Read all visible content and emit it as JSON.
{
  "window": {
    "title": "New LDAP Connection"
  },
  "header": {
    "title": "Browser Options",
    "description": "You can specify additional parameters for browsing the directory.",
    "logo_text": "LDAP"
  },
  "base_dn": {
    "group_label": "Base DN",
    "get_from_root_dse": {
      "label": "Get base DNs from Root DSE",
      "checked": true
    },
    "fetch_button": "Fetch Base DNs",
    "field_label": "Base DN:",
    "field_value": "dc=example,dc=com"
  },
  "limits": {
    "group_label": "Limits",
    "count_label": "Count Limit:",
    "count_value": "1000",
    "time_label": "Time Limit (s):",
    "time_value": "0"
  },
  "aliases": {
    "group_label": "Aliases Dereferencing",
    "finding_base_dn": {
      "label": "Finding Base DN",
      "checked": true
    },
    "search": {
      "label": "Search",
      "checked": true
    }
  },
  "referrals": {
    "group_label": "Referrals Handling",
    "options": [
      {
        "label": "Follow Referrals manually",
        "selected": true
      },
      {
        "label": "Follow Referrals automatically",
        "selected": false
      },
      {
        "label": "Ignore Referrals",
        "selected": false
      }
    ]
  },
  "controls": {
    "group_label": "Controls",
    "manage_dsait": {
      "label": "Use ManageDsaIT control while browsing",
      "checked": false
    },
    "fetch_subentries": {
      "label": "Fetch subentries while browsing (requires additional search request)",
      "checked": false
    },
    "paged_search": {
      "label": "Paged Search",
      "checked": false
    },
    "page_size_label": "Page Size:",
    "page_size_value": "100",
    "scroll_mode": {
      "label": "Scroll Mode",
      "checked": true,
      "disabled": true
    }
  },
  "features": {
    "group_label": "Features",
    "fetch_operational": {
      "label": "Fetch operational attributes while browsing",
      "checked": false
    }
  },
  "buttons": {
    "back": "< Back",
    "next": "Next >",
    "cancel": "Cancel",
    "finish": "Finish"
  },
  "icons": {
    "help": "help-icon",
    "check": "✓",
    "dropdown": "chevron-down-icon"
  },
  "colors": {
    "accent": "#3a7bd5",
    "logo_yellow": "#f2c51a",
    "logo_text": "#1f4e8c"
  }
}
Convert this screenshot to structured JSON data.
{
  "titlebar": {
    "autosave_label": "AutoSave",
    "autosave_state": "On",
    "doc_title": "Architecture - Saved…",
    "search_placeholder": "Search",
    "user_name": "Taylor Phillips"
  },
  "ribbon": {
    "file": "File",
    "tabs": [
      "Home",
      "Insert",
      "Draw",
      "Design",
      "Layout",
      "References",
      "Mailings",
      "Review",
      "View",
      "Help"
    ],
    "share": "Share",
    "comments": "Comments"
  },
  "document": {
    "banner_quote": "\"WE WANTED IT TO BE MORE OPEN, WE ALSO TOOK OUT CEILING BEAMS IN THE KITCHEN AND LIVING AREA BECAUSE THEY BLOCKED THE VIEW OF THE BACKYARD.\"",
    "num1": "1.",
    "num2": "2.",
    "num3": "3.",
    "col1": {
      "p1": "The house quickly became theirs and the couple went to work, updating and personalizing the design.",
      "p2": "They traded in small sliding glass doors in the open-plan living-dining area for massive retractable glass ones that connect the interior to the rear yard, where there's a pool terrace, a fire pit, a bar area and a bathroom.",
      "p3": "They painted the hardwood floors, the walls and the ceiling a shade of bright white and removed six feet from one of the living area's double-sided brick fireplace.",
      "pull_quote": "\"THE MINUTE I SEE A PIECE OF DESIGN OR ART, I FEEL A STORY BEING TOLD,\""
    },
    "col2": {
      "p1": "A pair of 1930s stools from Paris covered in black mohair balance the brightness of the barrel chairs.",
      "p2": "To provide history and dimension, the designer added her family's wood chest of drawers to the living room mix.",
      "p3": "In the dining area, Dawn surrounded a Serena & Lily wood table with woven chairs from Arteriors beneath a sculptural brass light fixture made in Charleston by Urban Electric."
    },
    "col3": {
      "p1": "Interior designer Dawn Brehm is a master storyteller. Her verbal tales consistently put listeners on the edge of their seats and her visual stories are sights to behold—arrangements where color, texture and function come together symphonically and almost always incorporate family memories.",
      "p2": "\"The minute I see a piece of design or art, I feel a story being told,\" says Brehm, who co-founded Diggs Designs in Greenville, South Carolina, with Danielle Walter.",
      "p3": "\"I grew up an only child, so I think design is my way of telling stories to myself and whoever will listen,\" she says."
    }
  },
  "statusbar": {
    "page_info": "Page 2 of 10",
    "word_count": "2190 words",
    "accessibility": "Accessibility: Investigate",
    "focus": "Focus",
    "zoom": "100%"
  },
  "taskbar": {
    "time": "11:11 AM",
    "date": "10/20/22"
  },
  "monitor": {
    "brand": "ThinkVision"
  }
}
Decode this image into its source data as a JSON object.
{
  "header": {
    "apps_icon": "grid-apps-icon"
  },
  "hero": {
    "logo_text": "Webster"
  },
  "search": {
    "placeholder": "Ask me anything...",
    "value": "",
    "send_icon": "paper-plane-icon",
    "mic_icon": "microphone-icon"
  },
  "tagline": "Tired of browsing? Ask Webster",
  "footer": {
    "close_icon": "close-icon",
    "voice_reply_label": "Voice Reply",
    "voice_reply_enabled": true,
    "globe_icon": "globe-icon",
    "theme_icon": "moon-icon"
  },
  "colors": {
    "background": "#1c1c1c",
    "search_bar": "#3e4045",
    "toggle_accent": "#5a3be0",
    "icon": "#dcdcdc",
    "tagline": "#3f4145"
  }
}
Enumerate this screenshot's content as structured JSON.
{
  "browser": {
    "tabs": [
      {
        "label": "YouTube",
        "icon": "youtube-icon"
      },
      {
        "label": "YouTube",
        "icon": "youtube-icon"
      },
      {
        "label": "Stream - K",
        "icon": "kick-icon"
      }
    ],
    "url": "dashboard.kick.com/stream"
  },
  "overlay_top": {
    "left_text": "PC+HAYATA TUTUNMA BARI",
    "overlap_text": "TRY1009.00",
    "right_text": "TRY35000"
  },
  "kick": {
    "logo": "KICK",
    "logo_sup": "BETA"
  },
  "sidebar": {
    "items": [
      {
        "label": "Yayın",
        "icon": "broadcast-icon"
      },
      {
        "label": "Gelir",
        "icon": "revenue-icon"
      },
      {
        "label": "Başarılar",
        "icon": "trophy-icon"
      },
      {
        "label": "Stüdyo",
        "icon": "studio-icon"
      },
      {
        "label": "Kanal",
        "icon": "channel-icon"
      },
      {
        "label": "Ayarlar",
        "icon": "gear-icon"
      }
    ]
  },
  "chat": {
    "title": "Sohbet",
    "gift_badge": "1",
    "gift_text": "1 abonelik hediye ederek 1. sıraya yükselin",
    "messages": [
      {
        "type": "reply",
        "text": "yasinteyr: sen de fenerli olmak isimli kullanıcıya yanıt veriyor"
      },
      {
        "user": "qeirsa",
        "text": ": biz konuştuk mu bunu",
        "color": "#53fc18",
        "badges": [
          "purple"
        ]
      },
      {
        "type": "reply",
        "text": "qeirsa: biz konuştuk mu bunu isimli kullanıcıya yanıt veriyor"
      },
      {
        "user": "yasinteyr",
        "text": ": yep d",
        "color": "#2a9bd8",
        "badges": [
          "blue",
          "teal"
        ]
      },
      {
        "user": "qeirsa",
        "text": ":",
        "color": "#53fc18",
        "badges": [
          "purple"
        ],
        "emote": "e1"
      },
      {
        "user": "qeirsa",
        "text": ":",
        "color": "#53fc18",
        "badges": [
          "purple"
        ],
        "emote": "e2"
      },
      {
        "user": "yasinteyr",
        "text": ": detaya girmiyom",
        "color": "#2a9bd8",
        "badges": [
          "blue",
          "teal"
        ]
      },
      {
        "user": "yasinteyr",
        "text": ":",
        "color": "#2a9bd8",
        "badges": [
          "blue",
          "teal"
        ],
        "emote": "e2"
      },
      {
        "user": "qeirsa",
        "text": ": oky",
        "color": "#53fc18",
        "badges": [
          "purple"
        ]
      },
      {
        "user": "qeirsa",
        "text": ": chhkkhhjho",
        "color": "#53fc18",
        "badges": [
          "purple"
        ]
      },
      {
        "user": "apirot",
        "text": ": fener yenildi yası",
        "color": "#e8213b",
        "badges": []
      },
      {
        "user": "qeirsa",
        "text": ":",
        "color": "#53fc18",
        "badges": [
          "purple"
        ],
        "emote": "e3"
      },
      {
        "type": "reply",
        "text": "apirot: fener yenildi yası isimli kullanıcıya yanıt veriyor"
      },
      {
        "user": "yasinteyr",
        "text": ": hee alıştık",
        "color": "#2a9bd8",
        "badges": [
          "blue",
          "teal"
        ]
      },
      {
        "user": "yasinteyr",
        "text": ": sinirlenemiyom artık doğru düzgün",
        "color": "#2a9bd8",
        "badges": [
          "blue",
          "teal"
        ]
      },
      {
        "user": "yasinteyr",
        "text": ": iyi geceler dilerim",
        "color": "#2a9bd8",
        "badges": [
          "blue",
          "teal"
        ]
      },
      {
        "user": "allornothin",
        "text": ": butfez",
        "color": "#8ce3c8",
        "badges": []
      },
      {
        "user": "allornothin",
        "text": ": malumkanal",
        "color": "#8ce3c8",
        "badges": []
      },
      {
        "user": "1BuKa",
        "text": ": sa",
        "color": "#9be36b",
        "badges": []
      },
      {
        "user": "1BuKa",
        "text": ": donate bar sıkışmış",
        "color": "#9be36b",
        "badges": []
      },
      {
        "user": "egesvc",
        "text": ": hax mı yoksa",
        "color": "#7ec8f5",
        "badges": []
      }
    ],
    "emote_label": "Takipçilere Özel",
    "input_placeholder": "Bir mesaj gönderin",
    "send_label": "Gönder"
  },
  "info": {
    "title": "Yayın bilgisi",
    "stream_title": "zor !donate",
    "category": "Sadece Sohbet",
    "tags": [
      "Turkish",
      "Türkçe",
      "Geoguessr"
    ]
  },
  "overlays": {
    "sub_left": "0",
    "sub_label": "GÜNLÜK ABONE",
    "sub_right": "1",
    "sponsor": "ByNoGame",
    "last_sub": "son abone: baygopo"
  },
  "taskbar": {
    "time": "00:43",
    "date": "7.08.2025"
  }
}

----

> **WHAT THIS TASK INVOLVES**
Copy out every line of the material above that mentions the word "data".

> **THE SOLUTION**
Convert this screenshot to structured JSON data.
Decode this image into its source data as a JSON object.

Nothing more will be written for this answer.